== Stored data ==

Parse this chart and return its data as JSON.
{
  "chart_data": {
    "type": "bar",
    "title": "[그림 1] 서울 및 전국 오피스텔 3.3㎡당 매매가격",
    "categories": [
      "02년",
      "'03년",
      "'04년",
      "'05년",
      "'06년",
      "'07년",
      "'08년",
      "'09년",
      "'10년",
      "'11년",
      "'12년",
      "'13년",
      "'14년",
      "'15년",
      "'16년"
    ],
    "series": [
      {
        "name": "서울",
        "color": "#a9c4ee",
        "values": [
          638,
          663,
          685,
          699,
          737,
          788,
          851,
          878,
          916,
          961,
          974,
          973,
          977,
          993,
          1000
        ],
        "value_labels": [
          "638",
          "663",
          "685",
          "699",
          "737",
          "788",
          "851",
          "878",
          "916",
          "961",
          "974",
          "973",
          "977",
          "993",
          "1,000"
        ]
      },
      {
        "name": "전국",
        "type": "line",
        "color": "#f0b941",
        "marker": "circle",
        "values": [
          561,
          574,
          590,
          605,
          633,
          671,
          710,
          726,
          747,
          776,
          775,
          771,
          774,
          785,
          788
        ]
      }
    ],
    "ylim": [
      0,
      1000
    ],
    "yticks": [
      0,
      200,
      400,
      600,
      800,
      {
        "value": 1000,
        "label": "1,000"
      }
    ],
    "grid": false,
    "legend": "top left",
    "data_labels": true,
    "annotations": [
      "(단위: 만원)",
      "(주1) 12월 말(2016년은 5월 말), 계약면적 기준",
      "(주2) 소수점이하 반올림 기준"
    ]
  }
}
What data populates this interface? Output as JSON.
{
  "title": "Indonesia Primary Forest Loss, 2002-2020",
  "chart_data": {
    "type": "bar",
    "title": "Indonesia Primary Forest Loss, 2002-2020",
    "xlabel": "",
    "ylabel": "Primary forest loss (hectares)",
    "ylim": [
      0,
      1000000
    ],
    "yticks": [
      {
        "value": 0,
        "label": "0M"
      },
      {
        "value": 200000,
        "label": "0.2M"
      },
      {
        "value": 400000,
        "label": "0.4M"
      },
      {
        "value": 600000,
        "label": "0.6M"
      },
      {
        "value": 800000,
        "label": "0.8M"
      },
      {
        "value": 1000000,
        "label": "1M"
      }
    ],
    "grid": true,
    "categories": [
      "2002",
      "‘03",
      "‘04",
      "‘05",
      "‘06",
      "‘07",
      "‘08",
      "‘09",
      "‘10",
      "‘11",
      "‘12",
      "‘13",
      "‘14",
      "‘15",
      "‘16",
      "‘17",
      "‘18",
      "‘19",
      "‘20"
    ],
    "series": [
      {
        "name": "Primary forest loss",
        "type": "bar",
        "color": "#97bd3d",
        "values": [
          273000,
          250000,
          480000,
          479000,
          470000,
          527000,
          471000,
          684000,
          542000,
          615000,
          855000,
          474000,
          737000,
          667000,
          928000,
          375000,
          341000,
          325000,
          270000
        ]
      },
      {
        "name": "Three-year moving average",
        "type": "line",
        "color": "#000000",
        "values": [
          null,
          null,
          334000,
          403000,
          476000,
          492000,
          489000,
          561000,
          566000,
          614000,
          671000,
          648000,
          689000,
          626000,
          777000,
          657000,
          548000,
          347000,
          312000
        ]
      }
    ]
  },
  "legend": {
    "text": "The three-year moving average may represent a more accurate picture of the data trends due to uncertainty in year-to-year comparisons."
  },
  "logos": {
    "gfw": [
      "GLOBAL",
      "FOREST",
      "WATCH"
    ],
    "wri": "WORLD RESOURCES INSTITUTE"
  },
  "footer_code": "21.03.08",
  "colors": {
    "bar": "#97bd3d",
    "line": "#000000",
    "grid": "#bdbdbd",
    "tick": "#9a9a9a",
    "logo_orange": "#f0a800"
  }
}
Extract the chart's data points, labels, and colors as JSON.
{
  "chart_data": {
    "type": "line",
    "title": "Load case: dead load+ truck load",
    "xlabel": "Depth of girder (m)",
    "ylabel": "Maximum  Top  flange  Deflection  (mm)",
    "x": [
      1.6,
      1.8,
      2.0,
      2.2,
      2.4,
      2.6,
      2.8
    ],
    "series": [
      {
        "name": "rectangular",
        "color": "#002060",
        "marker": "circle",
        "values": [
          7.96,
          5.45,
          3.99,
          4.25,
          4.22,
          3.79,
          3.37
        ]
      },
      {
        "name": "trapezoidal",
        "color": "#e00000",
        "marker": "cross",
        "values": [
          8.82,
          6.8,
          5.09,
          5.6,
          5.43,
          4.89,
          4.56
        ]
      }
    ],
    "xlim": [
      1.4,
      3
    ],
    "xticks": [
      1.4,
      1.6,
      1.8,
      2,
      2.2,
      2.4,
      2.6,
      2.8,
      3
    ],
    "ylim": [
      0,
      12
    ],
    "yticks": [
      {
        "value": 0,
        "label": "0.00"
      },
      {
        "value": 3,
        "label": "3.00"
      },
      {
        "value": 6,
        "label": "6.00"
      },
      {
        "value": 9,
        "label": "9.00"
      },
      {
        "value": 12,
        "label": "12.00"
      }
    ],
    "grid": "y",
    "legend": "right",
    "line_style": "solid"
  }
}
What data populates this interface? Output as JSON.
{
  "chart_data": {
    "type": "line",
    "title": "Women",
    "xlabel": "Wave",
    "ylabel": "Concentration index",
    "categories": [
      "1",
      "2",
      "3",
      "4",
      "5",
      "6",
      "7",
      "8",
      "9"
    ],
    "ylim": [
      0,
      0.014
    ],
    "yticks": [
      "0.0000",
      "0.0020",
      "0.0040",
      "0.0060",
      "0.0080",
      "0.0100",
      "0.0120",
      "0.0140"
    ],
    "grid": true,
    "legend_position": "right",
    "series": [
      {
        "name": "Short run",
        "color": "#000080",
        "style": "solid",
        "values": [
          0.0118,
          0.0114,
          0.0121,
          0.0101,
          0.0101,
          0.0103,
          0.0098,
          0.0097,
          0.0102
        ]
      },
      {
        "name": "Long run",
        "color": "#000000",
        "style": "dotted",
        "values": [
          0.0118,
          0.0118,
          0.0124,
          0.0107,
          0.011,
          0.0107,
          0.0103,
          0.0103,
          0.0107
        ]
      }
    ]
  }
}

===

To be done: Print the whole listing again, exactly.

Complete output:
Parse this chart and return its data as JSON.
{
  "chart_data": {
    "type": "bar",
    "title": "[그림 1] 서울 및 전국 오피스텔 3.3㎡당 매매가격",
    "categories": [
      "02년",
      "'03년",
      "'04년",
      "'05년",
      "'06년",
      "'07년",
      "'08년",
      "'09년",
      "'10년",
      "'11년",
      "'12년",
      "'13년",
      "'14년",
      "'15년",
      "'16년"
    ],
    "series": [
      {
        "name": "서울",
        "color": "#a9c4ee",
        "values": [
          638,
          663,
          685,
          699,
          737,
          788,
          851,
          878,
          916,
          961,
          974,
          973,
          977,
          993,
          1000
        ],
        "value_labels": [
          "638",
          "663",
          "685",
          "699",
          "737",
          "788",
          "851",
          "878",
          "916",
          "961",
          "974",
          "973",
          "977",
          "993",
          "1,000"
        ]
      },
      {
        "name": "전국",
        "type": "line",
        "color": "#f0b941",
        "marker": "circle",
        "values": [
          561,
          574,
          590,
          605,
          633,
          671,
          710,
          726,
          747,
          776,
          775,
          771,
          774,
          785,
          788
        ]
      }
    ],
    "ylim": [
      0,
      1000
    ],
    "yticks": [
      0,
      200,
      400,
      600,
      800,
      {
        "value": 1000,
        "label": "1,000"
      }
    ],
    "grid": false,
    "legend": "top left",
    "data_labels": true,
    "annotations": [
      "(단위: 만원)",
      "(주1) 12월 말(2016년은 5월 말), 계약면적 기준",
      "(주2) 소수점이하 반올림 기준"
    ]
  }
}
What data populates this interface? Output as JSON.
{
  "title": "Indonesia Primary Forest Loss, 2002-2020",
  "chart_data": {
    "type": "bar",
    "title": "Indonesia Primary Forest Loss, 2002-2020",
    "xlabel": "",
    "ylabel": "Primary forest loss (hectares)",
    "ylim": [
      0,
      1000000
    ],
    "yticks": [
      {
        "value": 0,
        "label": "0M"
      },
      {
        "value": 200000,
        "label": "0.2M"
      },
      {
        "value": 400000,
        "label": "0.4M"
      },
      {
        "value": 600000,
        "label": "0.6M"
      },
      {
        "value": 800000,
        "label": "0.8M"
      },
      {
        "value": 1000000,
        "label": "1M"
      }
    ],
    "grid": true,
    "categories": [
      "2002",
      "‘03",
      "‘04",
      "‘05",
      "‘06",
      "‘07",
      "‘08",
      "‘09",
      "‘10",
      "‘11",
      "‘12",
      "‘13",
      "‘14",
      "‘15",
      "‘16",
      "‘17",
      "‘18",
      "‘19",
      "‘20"
    ],
    "series": [
      {
        "name": "Primary forest loss",
        "type": "bar",
        "color": "#97bd3d",
        "values": [
          273000,
          250000,
          480000,
          479000,
          470000,
          527000,
          471000,
          684000,
          542000,
          615000,
          855000,
          474000,
          737000,
          667000,
          928000,
          375000,
          341000,
          325000,
          270000
        ]
      },
      {
        "name": "Three-year moving average",
        "type": "line",
        "color": "#000000",
        "values": [
          null,
          null,
          334000,
          403000,
          476000,
          492000,
          489000,
          561000,
          566000,
          614000,
          671000,
          648000,
          689000,
          626000,
          777000,
          657000,
          548000,
          347000,
          312000
        ]
      }
    ]
  },
  "legend": {
    "text": "The three-year moving average may represent a more accurate picture of the data trends due to uncertainty in year-to-year comparisons."
  },
  "logos": {
    "gfw": [
      "GLOBAL",
      "FOREST",
      "WATCH"
    ],
    "wri": "WORLD RESOURCES INSTITUTE"
  },
  "footer_code": "21.03.08",
  "colors": {
    "bar": "#97bd3d",
    "line": "#000000",
    "grid": "#bdbdbd",
    "tick": "#9a9a9a",
    "logo_orange": "#f0a800"
  }
}
Extract the chart's data points, labels, and colors as JSON.
{
  "chart_data": {
    "type": "line",
    "title": "Load case: dead load+ truck load",
    "xlabel": "Depth of girder (m)",
    "ylabel": "Maximum  Top  flange  Deflection  (mm)",
    "x": [
      1.6,
      1.8,
      2.0,
      2.2,
      2.4,
      2.6,
      2.8
    ],
    "series": [
      {
        "name": "rectangular",
        "color": "#002060",
        "marker": "circle",
        "values": [
          7.96,
          5.45,
          3.99,
          4.25,
          4.22,
          3.79,
          3.37
        ]
      },
      {
        "name": "trapezoidal",
        "color": "#e00000",
        "marker": "cross",
        "values": [
          8.82,
          6.8,
          5.09,
          5.6,
          5.43,
          4.89,
          4.56
        ]
      }
    ],
    "xlim": [
      1.4,
      3
    ],
    "xticks": [
      1.4,
      1.6,
      1.8,
      2,
      2.2,
      2.4,
      2.6,
      2.8,
      3
    ],
    "ylim": [
      0,
      12
    ],
    "yticks": [
      {
        "value": 0,
        "label": "0.00"
      },
      {
        "value": 3,
        "label": "3.00"
      },
      {
        "value": 6,
        "label": "6.00"
      },
      {
        "value": 9,
        "label": "9.00"
      },
      {
        "value": 12,
        "label": "12.00"
      }
    ],
    "grid": "y",
    "legend": "right",
    "line_style": "solid"
  }
}
What data populates this interface? Output as JSON.
{
  "chart_data": {
    "type": "line",
    "title": "Women",
    "xlabel": "Wave",
    "ylabel": "Concentration index",
    "categories": [
      "1",
      "2",
      "3",
      "4",
      "5",
      "6",
      "7",
      "8",
      "9"
    ],
    "ylim": [
      0,
      0.014
    ],
    "yticks": [
      "0.0000",
      "0.0020",
      "0.0040",
      "0.0060",
      "0.0080",
      "0.0100",
      "0.0120",
      "0.0140"
    ],
    "grid": true,
    "legend_position": "right",
    "series": [
      {
        "name": "Short run",
        "color": "#000080",
        "style": "solid",
        "values": [
          0.0118,
          0.0114,
          0.0121,
          0.0101,
          0.0101,
          0.0103,
          0.0098,
          0.0097,
          0.0102
        ]
      },
      {
        "name": "Long run",
        "color": "#000000",
        "style": "dotted",
        "values": [
          0.0118,
          0.0118,
          0.0124,
          0.0107,
          0.011,
          0.0107,
          0.0103,
          0.0103,
          0.0107
        ]
      }
    ]
  }
}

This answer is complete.